-- Begin Exercise material --
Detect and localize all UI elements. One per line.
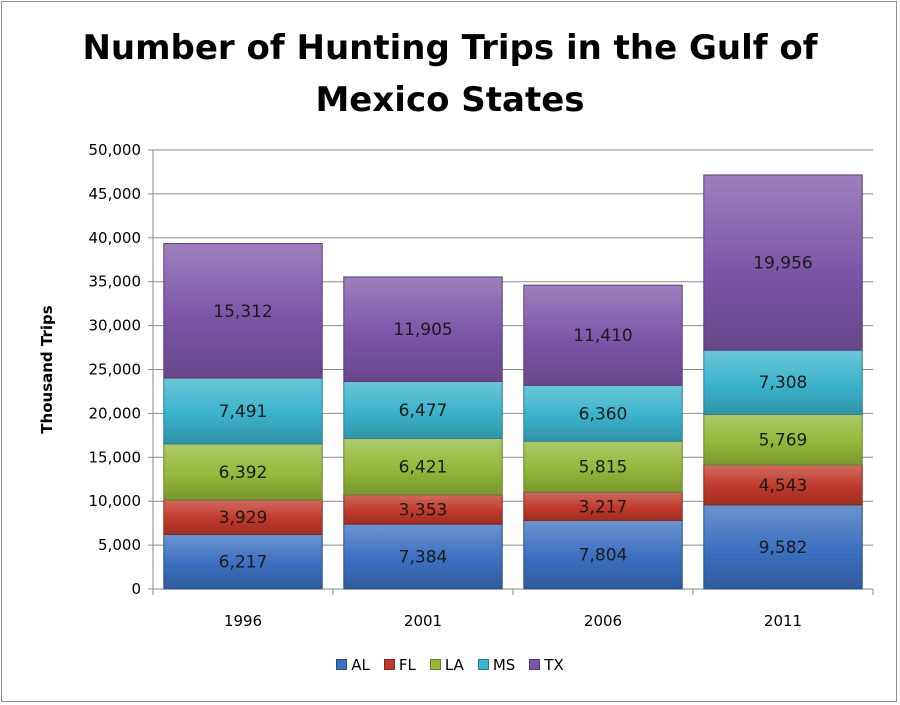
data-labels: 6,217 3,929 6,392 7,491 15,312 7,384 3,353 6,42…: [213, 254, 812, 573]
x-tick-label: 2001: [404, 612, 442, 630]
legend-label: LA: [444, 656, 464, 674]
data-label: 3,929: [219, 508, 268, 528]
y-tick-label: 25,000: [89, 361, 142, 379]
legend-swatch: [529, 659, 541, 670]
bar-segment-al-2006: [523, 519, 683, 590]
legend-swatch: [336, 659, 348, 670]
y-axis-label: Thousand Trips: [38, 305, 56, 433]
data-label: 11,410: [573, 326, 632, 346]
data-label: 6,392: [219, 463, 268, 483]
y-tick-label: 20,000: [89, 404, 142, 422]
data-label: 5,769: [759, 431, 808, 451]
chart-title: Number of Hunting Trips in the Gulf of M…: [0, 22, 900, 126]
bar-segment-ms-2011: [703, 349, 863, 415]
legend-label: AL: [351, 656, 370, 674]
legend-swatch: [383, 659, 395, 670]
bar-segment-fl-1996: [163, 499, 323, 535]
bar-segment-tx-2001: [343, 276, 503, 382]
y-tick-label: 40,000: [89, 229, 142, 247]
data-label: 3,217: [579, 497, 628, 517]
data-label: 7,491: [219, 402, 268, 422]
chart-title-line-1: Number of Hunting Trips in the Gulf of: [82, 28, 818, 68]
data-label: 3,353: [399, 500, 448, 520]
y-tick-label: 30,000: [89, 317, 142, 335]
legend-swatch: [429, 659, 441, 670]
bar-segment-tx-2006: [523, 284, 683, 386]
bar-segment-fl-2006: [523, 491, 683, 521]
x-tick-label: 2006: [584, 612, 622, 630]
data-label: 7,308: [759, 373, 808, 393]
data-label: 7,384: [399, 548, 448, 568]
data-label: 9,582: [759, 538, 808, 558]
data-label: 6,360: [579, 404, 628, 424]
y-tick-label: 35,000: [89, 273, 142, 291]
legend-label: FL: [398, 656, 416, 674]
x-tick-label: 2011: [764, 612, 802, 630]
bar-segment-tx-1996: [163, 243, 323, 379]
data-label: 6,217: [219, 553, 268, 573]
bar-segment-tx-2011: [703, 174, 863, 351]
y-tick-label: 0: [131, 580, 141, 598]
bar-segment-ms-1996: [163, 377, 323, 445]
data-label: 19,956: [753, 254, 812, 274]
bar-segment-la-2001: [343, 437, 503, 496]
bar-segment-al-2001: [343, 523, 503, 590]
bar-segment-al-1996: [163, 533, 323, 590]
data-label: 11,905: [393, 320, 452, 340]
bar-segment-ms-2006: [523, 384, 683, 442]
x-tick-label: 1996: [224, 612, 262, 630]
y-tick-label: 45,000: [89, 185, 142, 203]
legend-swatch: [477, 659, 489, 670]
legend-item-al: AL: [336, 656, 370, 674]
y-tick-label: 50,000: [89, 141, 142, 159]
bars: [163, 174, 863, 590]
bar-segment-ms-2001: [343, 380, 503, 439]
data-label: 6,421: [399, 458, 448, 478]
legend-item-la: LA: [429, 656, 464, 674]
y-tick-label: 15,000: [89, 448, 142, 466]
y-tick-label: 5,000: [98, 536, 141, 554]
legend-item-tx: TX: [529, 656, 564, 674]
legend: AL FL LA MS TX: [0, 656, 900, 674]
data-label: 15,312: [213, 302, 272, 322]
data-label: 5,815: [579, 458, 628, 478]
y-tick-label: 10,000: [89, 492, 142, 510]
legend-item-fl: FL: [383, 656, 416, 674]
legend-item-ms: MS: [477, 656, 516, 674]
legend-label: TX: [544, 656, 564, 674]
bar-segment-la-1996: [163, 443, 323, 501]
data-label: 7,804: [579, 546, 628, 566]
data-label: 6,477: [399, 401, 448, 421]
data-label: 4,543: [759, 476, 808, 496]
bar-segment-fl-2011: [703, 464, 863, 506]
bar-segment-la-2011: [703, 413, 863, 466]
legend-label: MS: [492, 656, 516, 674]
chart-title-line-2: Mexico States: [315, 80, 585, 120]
-- End Exercise material --
-- Begin Exercise material --
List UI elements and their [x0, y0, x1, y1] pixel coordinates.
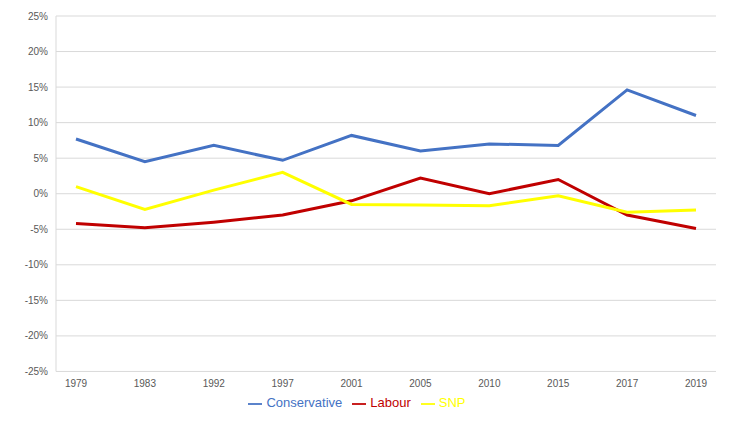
-- End Exercise material --
The task - Could you reproduce the records word for word, from the line with "Detect and localize" up to and including the line with "bar-segment-fl-2006: [523, 491, 683, 521]", leaving out the pictures?

Result for this task -
Detect and localize all UI elements. One per line.
data-labels: 6,217 3,929 6,392 7,491 15,312 7,384 3,353 6,42…: [213, 254, 812, 573]
x-tick-label: 2001: [404, 612, 442, 630]
legend-label: LA: [444, 656, 464, 674]
data-label: 3,929: [219, 508, 268, 528]
y-tick-label: 25,000: [89, 361, 142, 379]
legend-swatch: [529, 659, 541, 670]
bar-segment-al-2006: [523, 519, 683, 590]
legend-swatch: [336, 659, 348, 670]
y-axis-label: Thousand Trips: [38, 305, 56, 433]
data-label: 11,410: [573, 326, 632, 346]
data-label: 6,392: [219, 463, 268, 483]
y-tick-label: 20,000: [89, 404, 142, 422]
data-label: 5,769: [759, 431, 808, 451]
chart-title: Number of Hunting Trips in the Gulf of M…: [0, 22, 900, 126]
bar-segment-ms-2011: [703, 349, 863, 415]
legend-label: AL: [351, 656, 370, 674]
legend-swatch: [383, 659, 395, 670]
bar-segment-fl-1996: [163, 499, 323, 535]
bar-segment-tx-2001: [343, 276, 503, 382]
y-tick-label: 40,000: [89, 229, 142, 247]
data-label: 3,217: [579, 497, 628, 517]
data-label: 7,491: [219, 402, 268, 422]
chart-title-line-1: Number of Hunting Trips in the Gulf of: [82, 28, 818, 68]
data-label: 3,353: [399, 500, 448, 520]
y-tick-label: 30,000: [89, 317, 142, 335]
legend-swatch: [429, 659, 441, 670]
bar-segment-tx-2006: [523, 284, 683, 386]
bar-segment-fl-2006: [523, 491, 683, 521]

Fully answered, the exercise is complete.